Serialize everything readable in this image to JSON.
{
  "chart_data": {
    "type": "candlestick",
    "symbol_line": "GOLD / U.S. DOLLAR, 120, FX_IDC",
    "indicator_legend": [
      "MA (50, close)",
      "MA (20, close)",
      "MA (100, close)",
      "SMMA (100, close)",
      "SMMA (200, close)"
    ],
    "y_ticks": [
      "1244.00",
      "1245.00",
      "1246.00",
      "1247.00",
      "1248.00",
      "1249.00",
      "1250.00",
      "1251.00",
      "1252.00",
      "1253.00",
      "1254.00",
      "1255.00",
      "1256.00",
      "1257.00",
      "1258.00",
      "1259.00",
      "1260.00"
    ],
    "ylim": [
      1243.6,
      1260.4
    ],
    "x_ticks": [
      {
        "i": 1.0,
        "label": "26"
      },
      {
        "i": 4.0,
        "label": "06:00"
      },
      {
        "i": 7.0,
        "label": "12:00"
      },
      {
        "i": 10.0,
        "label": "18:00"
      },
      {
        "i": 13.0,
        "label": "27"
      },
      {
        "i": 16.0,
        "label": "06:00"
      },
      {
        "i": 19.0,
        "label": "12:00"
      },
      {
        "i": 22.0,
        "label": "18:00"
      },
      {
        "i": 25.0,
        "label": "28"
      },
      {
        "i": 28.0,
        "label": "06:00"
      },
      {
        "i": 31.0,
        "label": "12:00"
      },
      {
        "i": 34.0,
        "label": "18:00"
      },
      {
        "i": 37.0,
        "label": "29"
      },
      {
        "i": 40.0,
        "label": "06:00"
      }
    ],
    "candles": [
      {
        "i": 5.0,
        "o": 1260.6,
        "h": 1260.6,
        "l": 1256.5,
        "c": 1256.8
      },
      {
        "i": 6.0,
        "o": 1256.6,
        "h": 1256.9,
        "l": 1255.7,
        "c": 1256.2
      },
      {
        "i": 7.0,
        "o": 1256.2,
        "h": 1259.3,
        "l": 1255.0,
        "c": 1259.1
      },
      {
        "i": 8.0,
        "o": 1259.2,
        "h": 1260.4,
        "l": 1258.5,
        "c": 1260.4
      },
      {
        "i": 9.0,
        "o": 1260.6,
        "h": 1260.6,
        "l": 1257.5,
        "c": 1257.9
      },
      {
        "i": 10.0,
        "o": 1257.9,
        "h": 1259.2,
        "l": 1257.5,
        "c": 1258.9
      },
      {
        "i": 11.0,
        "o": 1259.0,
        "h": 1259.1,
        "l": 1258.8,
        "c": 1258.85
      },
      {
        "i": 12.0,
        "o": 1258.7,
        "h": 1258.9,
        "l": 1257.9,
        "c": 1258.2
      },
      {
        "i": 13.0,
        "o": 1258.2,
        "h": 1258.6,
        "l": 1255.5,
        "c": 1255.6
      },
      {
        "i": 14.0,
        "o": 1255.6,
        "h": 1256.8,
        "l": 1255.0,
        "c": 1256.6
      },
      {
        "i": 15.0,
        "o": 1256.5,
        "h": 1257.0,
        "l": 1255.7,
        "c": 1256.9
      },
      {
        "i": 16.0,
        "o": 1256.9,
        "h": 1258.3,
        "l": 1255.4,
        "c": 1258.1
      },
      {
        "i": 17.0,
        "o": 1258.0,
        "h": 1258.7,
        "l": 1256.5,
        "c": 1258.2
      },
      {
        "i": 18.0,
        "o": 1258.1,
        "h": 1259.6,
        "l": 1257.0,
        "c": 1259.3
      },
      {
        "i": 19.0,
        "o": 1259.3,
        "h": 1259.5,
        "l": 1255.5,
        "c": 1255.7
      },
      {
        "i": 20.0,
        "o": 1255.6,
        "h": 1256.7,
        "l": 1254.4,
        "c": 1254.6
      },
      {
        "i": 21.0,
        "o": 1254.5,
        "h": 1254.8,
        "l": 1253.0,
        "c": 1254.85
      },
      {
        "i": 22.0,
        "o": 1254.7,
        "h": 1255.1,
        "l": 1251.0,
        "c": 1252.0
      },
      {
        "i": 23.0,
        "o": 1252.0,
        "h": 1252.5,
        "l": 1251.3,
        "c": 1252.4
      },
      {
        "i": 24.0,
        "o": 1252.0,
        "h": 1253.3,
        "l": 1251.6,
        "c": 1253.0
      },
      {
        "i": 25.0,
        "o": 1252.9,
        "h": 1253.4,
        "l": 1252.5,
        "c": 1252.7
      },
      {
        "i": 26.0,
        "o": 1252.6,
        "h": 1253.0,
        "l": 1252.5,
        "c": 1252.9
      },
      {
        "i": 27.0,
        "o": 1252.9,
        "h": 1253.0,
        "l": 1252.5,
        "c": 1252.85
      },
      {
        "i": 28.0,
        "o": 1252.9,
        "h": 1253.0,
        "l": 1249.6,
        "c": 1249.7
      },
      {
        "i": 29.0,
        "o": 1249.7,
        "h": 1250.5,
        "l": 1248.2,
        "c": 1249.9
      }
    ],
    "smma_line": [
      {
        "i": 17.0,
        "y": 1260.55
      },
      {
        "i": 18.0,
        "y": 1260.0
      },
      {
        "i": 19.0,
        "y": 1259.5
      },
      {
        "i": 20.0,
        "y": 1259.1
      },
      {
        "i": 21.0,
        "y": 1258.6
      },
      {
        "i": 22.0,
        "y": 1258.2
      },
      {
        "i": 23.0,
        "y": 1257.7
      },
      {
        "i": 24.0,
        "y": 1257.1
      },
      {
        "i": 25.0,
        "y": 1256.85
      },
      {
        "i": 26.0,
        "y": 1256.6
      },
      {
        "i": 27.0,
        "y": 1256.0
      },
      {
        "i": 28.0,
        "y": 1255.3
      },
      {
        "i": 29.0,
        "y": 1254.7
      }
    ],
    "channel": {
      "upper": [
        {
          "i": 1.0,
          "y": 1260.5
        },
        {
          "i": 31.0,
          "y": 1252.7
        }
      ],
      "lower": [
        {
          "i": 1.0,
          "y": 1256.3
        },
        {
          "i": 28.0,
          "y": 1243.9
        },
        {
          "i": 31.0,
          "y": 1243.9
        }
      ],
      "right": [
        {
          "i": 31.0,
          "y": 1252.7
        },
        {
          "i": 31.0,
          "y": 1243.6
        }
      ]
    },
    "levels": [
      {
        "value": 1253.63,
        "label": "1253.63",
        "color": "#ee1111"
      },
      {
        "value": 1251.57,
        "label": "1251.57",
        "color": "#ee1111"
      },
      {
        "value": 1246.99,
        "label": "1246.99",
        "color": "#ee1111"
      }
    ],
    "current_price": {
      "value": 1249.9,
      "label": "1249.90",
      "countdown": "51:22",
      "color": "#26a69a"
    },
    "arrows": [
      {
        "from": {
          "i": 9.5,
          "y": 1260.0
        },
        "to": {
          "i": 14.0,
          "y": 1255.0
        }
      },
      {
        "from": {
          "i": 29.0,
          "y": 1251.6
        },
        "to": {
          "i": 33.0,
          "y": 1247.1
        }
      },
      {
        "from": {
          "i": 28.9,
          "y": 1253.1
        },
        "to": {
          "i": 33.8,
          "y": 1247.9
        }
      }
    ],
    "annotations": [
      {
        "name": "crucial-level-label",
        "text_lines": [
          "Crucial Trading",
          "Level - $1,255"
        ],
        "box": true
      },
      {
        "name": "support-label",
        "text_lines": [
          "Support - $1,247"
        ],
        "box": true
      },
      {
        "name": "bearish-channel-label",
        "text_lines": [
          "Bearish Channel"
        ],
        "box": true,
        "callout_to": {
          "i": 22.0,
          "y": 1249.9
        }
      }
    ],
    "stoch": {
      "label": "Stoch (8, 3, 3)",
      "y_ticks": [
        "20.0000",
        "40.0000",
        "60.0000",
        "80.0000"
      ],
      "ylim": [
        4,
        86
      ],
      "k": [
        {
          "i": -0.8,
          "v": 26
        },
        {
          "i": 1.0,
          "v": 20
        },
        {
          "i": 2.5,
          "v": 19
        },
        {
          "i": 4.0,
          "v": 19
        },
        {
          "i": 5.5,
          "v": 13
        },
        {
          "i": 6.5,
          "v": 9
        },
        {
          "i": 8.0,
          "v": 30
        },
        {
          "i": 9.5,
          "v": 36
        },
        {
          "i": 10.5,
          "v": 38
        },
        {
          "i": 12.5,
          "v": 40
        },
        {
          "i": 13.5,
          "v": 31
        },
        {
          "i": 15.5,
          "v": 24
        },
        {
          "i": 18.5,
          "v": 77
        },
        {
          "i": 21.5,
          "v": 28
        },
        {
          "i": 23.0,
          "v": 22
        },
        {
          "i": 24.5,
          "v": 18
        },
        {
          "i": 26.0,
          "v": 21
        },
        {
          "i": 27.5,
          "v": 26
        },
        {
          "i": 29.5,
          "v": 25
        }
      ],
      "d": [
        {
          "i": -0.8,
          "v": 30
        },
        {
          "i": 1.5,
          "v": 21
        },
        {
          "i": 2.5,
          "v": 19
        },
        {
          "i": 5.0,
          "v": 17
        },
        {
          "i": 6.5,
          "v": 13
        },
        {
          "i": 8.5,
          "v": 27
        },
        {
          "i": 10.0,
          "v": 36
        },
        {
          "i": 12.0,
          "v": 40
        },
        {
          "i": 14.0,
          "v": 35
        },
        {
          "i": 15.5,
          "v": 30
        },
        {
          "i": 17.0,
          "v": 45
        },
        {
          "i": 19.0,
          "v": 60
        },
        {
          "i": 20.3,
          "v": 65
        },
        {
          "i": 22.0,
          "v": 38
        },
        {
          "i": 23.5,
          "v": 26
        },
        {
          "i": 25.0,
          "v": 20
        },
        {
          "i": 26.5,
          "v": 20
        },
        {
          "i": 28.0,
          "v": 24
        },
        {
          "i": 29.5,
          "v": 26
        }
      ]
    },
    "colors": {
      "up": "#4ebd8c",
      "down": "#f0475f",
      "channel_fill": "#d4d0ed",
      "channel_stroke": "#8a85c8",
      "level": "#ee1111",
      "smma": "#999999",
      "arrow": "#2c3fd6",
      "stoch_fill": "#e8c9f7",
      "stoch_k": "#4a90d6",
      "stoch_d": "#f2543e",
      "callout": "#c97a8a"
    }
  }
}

◆ STATED EXERCISE
Pull every line containing "value" from the data.

◆ RESULT OF THIS EXERCISE
        "value": 1253.63,
        "value": 1251.57,
        "value": 1246.99,
      "value": 1249.9,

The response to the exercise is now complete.